**Problem statement:** Write the records out again, keeping each line exactly as it is.

[Dataset records]
================

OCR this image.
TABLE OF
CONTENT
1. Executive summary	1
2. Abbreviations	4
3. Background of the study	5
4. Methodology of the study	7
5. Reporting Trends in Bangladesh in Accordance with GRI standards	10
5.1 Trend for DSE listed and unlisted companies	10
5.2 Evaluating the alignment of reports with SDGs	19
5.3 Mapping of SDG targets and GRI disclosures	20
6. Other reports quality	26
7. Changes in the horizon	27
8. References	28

================

**Exercise solution:**
OCR this image.
TABLE OF
CONTENT
1. Executive summary	1
2. Abbreviations	4
3. Background of the study	5
4. Methodology of the study	7
5. Reporting Trends in Bangladesh in Accordance with GRI standards	10
5.1 Trend for DSE listed and unlisted companies	10
5.2 Evaluating the alignment of reports with SDGs	19
5.3 Mapping of SDG targets and GRI disclosures	20
6. Other reports quality	26
7. Changes in the horizon	27
8. References	28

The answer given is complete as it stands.